:: Data entries ::

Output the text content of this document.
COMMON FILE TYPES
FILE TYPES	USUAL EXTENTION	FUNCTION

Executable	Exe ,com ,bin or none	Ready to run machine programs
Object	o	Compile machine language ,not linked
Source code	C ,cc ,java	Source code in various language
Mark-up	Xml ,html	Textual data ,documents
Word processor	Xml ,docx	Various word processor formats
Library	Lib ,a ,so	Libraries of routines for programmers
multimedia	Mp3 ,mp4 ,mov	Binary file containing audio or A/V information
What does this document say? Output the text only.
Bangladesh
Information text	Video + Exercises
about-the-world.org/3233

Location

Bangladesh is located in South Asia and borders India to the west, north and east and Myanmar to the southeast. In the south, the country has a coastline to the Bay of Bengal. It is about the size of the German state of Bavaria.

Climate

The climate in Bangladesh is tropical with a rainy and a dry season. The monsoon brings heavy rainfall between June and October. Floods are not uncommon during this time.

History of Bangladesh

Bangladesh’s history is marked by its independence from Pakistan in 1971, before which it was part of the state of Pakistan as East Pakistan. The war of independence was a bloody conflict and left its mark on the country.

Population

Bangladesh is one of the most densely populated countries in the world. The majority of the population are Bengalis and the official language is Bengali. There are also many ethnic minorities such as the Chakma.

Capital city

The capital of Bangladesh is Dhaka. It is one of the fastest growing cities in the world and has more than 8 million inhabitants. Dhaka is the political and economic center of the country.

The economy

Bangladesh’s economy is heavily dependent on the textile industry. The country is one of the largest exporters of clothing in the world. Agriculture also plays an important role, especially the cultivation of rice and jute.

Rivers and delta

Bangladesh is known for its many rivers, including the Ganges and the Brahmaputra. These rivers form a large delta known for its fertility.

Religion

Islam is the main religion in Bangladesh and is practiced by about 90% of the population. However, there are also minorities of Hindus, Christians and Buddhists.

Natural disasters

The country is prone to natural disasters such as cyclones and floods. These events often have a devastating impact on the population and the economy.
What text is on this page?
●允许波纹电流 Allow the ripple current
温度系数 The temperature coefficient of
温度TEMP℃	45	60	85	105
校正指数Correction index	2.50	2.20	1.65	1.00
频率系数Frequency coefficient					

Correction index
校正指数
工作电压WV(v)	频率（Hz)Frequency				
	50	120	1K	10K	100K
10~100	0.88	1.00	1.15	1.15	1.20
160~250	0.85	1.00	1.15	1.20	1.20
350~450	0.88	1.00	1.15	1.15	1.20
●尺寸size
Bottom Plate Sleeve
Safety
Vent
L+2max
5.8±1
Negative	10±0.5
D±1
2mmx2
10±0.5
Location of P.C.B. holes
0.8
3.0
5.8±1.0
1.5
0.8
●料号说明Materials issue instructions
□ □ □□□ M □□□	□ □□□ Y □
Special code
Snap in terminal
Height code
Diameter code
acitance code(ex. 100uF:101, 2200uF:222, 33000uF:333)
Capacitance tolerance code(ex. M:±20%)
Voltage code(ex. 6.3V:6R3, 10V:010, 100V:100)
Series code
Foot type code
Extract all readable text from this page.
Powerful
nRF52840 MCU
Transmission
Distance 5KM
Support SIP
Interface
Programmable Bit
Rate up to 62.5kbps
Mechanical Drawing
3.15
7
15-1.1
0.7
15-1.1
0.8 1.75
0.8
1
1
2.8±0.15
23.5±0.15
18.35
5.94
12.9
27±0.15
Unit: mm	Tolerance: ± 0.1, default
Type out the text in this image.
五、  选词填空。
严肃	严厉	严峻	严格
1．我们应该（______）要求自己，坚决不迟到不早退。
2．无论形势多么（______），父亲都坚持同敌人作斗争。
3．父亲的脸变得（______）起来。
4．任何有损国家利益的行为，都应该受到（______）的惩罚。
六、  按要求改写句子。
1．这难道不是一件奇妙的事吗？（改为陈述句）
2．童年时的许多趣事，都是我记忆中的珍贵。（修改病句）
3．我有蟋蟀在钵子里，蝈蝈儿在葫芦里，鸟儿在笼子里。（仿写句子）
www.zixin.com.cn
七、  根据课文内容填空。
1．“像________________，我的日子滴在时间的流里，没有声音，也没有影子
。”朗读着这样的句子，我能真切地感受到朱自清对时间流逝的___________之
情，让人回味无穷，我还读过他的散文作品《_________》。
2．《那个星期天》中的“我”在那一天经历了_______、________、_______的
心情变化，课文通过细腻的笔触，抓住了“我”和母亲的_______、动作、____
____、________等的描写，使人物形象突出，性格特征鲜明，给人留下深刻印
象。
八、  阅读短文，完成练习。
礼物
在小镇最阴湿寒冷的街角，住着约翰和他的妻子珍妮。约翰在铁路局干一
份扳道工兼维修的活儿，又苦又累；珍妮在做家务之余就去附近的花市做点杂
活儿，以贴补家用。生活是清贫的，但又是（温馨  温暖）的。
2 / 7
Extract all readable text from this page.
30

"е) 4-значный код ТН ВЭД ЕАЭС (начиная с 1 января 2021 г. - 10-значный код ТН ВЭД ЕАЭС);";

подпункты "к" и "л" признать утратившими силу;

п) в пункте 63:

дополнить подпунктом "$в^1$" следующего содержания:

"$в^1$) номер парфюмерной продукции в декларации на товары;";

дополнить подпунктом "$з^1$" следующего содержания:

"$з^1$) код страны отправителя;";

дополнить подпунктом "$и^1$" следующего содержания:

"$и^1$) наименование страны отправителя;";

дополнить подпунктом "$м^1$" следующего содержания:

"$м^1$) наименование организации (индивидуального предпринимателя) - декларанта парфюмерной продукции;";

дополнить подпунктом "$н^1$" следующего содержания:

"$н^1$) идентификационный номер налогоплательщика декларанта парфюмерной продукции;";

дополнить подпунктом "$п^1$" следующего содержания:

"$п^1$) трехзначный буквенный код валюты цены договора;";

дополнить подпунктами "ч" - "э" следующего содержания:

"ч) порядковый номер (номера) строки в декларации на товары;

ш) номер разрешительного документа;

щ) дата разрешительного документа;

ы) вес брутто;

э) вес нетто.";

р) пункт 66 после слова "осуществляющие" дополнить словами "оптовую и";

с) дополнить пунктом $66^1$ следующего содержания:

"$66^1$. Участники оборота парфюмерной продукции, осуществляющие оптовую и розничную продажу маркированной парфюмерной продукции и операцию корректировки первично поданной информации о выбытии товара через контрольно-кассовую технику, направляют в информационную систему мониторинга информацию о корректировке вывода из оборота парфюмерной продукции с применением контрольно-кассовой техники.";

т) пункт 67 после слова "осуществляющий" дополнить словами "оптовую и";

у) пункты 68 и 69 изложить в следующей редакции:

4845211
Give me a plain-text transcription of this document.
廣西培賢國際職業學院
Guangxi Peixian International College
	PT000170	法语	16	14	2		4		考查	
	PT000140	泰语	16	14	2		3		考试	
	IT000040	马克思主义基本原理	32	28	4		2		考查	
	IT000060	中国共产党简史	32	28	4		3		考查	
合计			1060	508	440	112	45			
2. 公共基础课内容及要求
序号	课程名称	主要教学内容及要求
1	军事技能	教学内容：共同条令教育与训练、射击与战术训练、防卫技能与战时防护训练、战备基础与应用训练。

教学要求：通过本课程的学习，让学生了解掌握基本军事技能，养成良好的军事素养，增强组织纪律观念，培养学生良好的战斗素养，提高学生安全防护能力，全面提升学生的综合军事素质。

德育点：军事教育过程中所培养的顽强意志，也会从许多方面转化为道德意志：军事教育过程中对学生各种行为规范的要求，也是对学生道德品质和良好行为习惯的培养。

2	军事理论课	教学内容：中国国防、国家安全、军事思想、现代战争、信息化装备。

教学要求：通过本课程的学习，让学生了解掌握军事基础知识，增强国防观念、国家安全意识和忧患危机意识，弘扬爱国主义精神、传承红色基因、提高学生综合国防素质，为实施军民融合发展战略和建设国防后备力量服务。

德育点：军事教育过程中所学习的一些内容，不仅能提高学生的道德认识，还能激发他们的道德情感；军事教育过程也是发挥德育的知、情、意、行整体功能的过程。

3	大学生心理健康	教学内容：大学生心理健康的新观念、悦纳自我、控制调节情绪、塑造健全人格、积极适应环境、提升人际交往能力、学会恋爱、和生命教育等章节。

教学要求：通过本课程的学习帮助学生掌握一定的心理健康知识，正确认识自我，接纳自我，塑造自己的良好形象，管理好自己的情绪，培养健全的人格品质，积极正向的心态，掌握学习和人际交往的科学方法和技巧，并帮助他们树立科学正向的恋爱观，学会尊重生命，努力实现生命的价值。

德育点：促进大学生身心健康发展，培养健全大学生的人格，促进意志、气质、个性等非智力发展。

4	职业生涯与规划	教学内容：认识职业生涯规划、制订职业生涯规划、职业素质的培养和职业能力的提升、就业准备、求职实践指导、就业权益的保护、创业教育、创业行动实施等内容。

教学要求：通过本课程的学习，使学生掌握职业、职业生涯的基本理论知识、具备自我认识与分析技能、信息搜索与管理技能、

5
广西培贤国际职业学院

:::

Given request: Search the listing for the word "подпунктом" and return each line that holds it.

Problem solution:
дополнить подпунктом "$в^1$" следующего содержания:
дополнить подпунктом "$з^1$" следующего содержания:
дополнить подпунктом "$и^1$" следующего содержания:
дополнить подпунктом "$м^1$" следующего содержания:
дополнить подпунктом "$н^1$" следующего содержания:
дополнить подпунктом "$п^1$" следующего содержания:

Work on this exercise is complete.